** start **

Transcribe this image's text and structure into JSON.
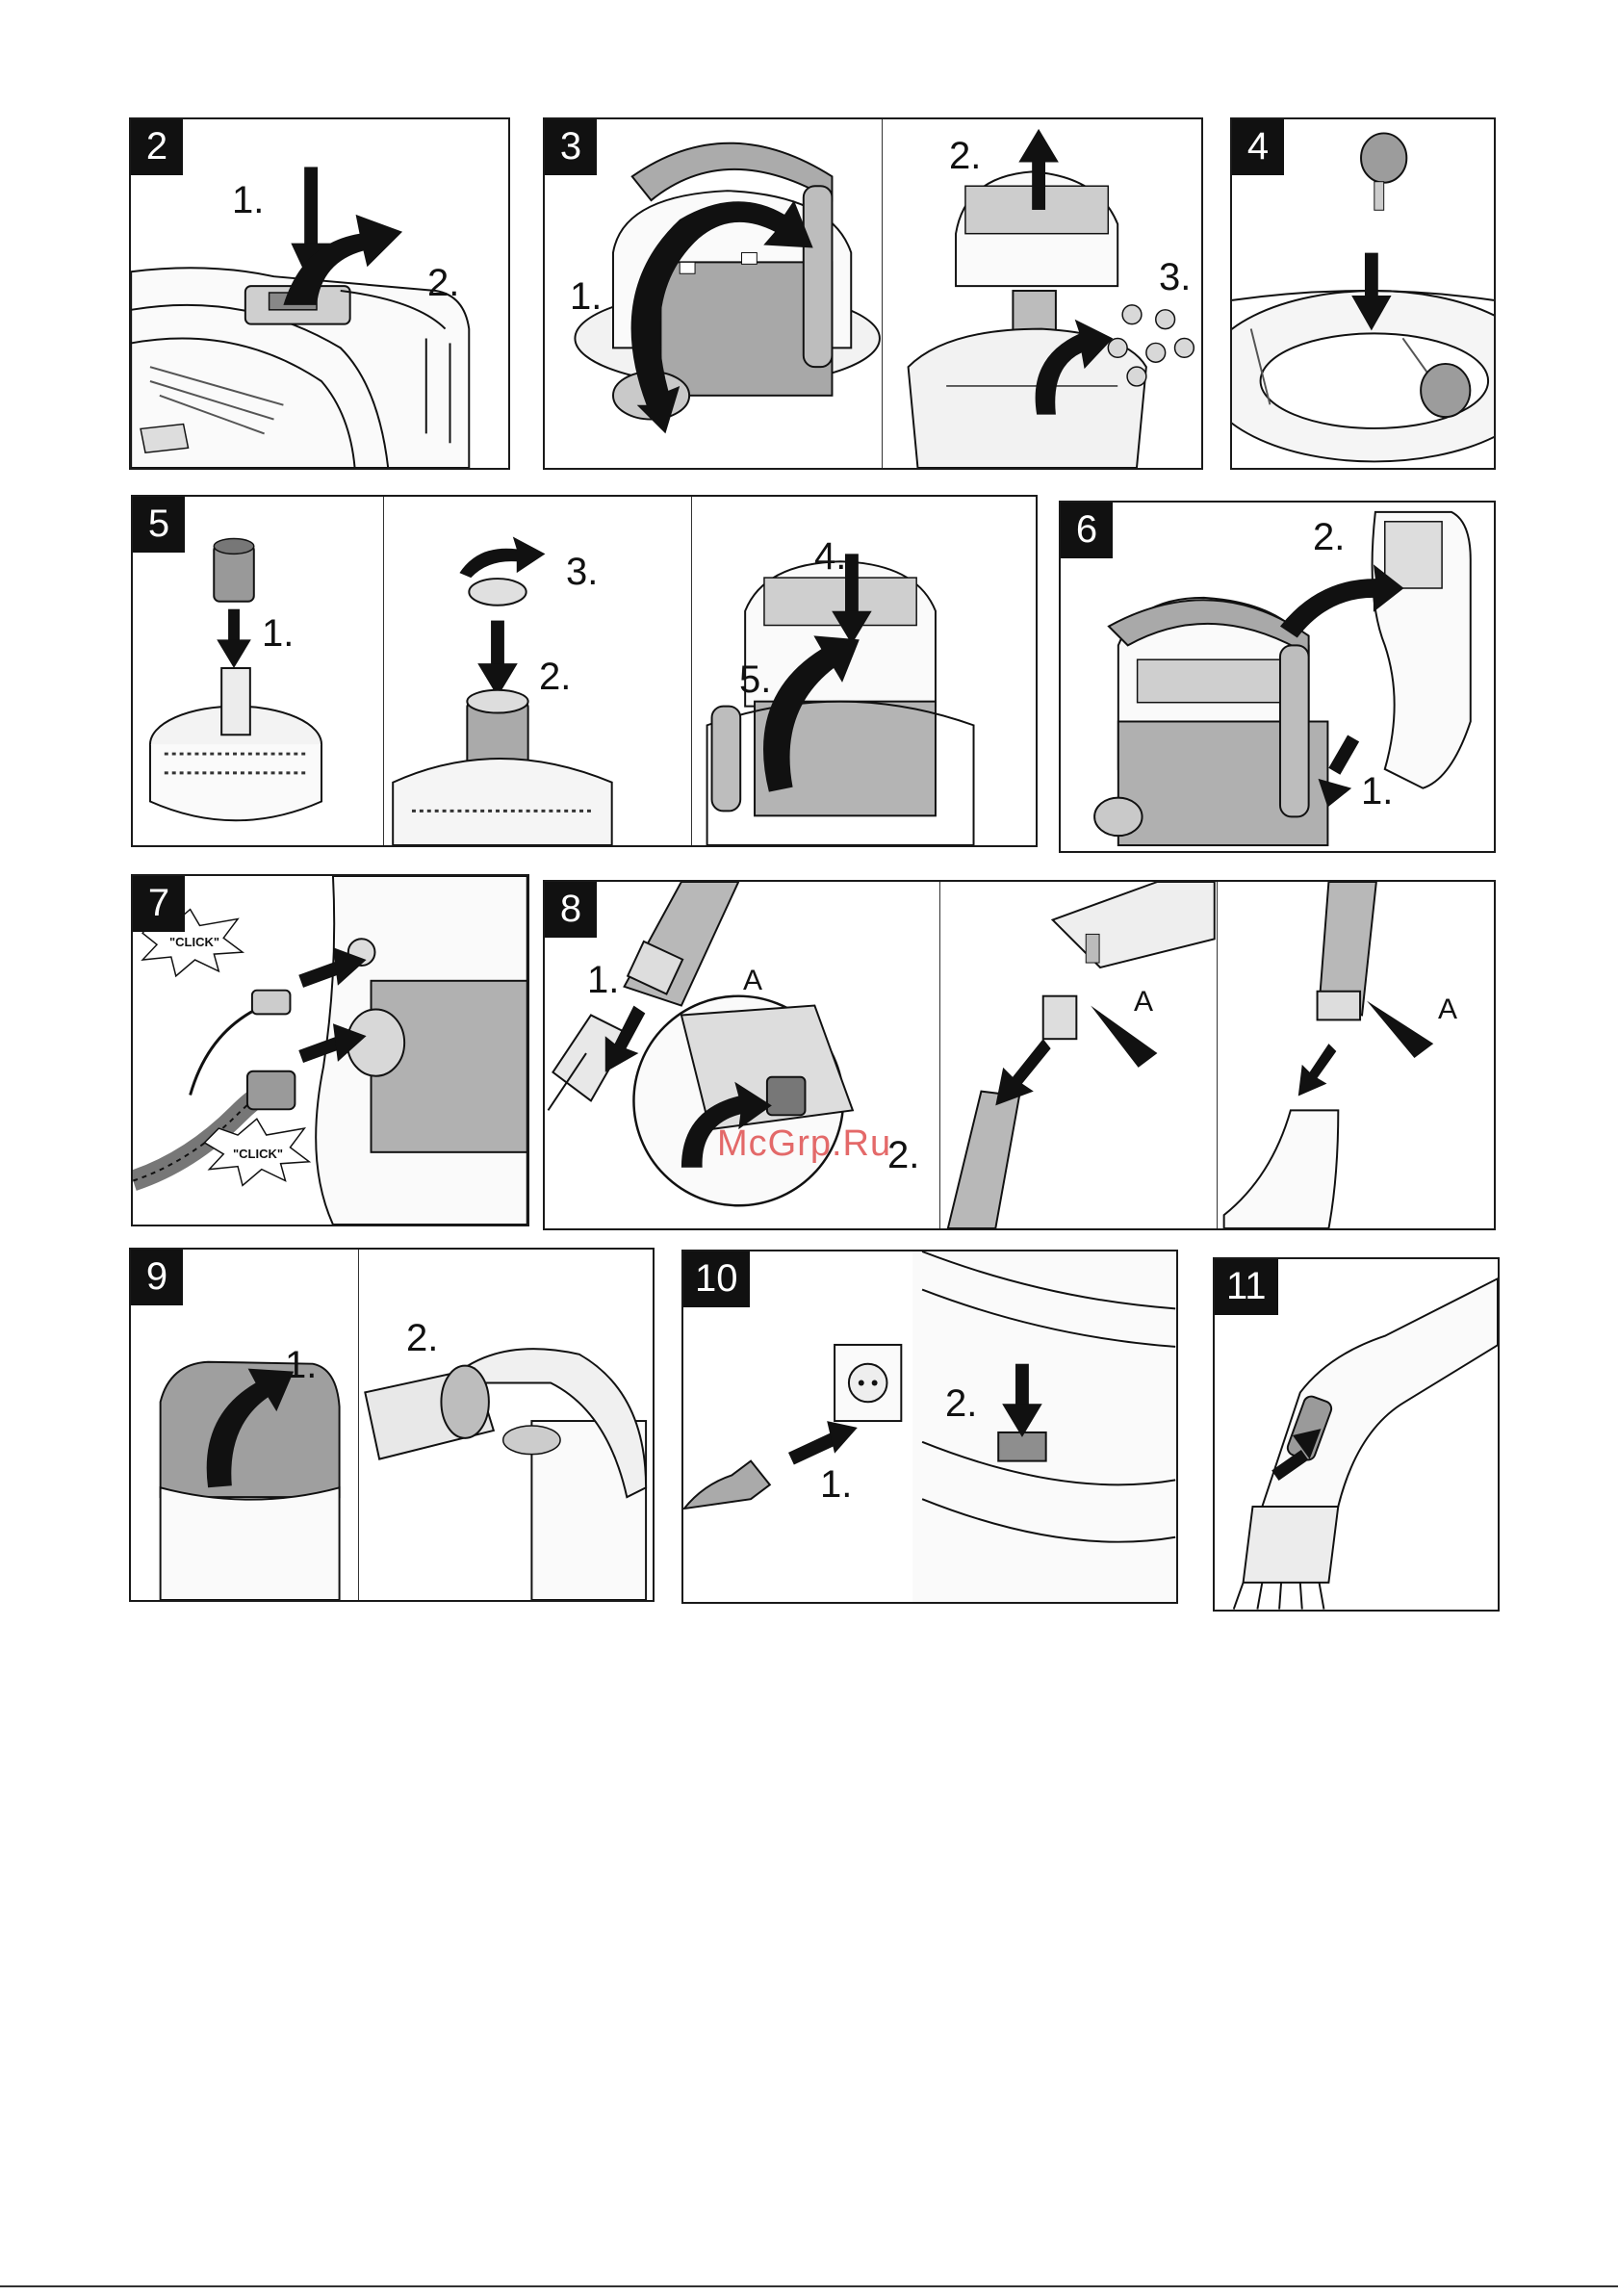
{
  "panels": [
    {
      "number": "2",
      "steps": [
        "1.",
        "2."
      ]
    },
    {
      "number": "3",
      "steps": [
        "1.",
        "2.",
        "3."
      ]
    },
    {
      "number": "4"
    },
    {
      "number": "5",
      "steps": [
        "1.",
        "2.",
        "3.",
        "4.",
        "5."
      ]
    },
    {
      "number": "6",
      "steps": [
        "1.",
        "2."
      ]
    },
    {
      "number": "7",
      "labels": [
        "\"CLICK\"",
        "\"CLICK\""
      ]
    },
    {
      "number": "8",
      "steps": [
        "1.",
        "2."
      ],
      "letters": [
        "A",
        "A",
        "A"
      ]
    },
    {
      "number": "9",
      "steps": [
        "1.",
        "2."
      ]
    },
    {
      "number": "10",
      "steps": [
        "1.",
        "2."
      ]
    },
    {
      "number": "11"
    }
  ],
  "watermark": "McGrp.Ru",
  "colors": {
    "ink": "#111111",
    "line": "#1a1a1a",
    "shade": "#9a9a9a",
    "light": "#d6d6d6",
    "watermark": "#e05050"
  },
  "icons": [
    "arrow-icon",
    "vacuum-cleaner-illustration",
    "hose-illustration",
    "plug-illustration",
    "socket-illustration"
  ]
}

** end **

> **WORK REQUIRED**:
Find each line in the records holding the string "number" and show it.

> **RESULT OF THE EXERCISE**:
      "number": "2",
      "number": "3",
      "number": "4"
      "number": "5",
      "number": "6",
      "number": "7",
      "number": "8",
      "number": "9",
      "number": "10",
      "number": "11"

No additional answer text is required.